» Source records
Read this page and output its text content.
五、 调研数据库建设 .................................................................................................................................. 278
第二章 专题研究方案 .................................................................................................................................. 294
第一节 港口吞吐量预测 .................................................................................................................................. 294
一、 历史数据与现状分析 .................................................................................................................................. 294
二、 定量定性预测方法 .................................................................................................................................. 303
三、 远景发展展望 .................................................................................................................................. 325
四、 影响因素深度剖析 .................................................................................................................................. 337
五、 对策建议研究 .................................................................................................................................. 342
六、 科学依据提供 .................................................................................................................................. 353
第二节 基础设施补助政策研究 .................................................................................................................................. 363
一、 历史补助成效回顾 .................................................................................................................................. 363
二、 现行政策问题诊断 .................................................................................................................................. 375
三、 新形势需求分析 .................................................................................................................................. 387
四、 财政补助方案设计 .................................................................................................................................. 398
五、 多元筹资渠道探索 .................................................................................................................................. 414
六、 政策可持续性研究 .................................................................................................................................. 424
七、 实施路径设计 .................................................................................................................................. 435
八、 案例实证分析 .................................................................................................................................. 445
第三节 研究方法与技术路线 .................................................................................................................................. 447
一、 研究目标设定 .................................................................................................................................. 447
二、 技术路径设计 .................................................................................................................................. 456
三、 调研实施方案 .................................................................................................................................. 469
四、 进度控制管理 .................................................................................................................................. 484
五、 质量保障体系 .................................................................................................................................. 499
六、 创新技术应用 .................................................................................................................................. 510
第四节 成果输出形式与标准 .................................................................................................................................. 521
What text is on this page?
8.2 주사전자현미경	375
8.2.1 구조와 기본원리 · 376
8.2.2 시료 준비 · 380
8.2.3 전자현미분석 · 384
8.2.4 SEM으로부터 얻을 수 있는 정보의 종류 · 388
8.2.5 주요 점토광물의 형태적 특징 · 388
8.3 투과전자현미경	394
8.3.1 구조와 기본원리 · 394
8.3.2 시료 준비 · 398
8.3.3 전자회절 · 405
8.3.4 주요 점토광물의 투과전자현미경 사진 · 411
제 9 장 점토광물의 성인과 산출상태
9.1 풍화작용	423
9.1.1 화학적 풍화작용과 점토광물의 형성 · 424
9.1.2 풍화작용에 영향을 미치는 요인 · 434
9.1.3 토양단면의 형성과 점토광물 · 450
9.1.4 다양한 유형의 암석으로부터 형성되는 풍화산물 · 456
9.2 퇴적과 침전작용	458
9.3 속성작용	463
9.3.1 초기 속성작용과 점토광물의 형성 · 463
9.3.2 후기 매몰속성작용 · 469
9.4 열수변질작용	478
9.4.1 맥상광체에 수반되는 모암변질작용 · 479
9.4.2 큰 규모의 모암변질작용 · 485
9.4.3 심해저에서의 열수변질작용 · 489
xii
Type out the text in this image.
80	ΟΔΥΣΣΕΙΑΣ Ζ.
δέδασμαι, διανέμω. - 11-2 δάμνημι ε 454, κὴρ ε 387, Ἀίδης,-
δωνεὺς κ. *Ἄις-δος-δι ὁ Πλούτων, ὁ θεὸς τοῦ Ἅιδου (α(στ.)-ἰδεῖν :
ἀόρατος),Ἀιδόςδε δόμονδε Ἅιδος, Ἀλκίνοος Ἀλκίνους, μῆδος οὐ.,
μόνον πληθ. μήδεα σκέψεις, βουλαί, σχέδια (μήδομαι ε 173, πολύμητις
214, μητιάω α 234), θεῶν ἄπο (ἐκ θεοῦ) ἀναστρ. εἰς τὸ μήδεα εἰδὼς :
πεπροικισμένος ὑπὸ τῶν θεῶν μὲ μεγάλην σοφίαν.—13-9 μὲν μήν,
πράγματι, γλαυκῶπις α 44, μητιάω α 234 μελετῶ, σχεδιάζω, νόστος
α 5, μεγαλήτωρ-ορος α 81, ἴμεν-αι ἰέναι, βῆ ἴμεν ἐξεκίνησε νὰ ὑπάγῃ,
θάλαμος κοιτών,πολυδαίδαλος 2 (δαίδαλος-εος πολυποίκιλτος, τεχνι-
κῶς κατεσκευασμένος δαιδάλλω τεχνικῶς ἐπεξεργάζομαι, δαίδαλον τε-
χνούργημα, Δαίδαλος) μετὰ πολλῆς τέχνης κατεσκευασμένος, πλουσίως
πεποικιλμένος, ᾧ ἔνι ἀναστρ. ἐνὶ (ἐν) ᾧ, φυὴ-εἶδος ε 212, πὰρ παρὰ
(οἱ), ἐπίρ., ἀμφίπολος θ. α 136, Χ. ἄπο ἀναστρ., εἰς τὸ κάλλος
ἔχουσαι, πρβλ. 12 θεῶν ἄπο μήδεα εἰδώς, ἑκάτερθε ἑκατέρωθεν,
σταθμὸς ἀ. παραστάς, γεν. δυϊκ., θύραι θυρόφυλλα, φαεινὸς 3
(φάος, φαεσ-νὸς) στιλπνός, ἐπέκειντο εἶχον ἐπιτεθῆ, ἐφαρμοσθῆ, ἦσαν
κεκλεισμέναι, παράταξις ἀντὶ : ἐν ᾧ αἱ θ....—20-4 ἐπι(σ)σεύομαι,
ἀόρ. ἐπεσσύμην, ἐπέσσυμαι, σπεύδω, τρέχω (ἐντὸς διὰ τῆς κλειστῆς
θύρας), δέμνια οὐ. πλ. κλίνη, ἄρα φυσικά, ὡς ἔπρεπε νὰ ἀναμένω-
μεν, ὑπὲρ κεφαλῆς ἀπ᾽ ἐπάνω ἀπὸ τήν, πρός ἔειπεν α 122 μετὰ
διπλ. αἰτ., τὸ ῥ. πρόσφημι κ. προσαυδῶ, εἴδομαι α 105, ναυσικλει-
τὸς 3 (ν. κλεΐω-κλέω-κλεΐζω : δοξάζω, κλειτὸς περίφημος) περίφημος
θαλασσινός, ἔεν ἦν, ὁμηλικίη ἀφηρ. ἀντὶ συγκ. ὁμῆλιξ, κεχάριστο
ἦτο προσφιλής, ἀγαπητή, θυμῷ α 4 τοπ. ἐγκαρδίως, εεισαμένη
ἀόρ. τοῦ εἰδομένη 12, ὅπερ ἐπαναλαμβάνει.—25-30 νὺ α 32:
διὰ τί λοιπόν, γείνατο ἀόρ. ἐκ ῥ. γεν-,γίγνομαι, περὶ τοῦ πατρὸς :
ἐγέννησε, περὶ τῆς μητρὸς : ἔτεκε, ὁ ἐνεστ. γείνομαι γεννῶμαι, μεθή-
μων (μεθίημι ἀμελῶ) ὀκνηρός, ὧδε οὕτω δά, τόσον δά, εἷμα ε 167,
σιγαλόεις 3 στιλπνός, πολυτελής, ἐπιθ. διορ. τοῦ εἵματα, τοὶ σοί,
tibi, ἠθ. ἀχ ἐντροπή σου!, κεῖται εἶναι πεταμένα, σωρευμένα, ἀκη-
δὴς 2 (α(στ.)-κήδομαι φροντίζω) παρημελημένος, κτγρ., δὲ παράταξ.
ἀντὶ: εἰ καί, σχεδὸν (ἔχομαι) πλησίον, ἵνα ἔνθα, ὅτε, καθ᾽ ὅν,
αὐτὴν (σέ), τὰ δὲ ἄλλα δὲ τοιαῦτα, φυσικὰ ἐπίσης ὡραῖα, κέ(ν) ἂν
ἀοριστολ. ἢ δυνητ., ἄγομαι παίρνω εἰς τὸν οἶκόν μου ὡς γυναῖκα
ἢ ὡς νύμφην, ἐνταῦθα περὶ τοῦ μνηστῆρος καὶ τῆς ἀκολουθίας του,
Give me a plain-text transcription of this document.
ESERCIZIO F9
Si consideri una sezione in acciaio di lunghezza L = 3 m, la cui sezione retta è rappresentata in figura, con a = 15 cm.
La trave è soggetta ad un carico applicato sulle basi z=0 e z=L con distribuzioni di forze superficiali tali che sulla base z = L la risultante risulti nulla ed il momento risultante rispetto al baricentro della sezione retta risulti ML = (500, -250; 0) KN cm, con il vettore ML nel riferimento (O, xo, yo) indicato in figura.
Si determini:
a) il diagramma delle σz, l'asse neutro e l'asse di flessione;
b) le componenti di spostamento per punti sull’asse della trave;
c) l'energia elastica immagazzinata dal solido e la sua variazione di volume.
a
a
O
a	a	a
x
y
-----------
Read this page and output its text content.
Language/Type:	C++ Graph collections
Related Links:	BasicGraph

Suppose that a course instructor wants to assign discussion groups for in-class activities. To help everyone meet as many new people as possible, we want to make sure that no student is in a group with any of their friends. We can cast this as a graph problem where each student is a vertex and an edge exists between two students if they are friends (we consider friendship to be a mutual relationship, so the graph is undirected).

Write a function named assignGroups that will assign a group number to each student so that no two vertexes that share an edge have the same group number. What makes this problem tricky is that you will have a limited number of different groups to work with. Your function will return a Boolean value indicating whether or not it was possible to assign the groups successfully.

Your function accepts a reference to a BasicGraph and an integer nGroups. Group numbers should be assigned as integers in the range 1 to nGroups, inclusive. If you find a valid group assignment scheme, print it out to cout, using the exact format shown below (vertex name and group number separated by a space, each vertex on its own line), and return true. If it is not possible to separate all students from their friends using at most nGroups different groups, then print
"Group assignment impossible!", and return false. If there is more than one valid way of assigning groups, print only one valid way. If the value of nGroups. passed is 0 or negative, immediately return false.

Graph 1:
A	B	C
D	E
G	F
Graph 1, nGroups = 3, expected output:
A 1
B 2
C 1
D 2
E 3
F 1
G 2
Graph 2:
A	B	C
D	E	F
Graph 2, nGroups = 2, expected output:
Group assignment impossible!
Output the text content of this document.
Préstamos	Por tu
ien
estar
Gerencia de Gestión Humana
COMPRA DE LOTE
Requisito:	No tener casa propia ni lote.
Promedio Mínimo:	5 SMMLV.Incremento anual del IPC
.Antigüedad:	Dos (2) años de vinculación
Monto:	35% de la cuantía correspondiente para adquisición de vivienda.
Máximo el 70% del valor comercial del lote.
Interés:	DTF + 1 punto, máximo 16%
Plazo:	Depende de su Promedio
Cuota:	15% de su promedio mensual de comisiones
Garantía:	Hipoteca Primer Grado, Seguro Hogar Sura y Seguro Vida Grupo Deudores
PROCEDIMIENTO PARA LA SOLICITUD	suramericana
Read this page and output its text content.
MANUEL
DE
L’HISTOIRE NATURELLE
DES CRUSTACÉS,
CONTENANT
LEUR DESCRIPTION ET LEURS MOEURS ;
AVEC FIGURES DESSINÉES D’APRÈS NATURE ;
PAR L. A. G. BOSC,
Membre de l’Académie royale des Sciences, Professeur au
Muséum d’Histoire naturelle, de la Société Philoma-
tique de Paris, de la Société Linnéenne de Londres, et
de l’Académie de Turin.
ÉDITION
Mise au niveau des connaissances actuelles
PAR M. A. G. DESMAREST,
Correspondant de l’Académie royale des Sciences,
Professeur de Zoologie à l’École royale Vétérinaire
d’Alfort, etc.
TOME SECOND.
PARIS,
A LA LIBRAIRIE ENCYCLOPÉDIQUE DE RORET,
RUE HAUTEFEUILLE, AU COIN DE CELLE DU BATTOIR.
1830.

» Given problem
Return every line containing "function".

» Solution
Write a function named assignGroups that will assign a group number to each student so that no two vertexes that share an edge have the same group number. What makes this problem tricky is that you will have a limited number of different groups to work with. Your function will return a Boolean value indicating whether or not it was possible to assign the groups successfully.
Your function accepts a reference to a BasicGraph and an integer nGroups. Group numbers should be assigned as integers in the range 1 to nGroups, inclusive. If you find a valid group assignment scheme, print it out to cout, using the exact format shown below (vertex name and group number separated by a space, each vertex on its own line), and return true. If it is not possible to separate all students from their friends using at most nGroups different groups, then print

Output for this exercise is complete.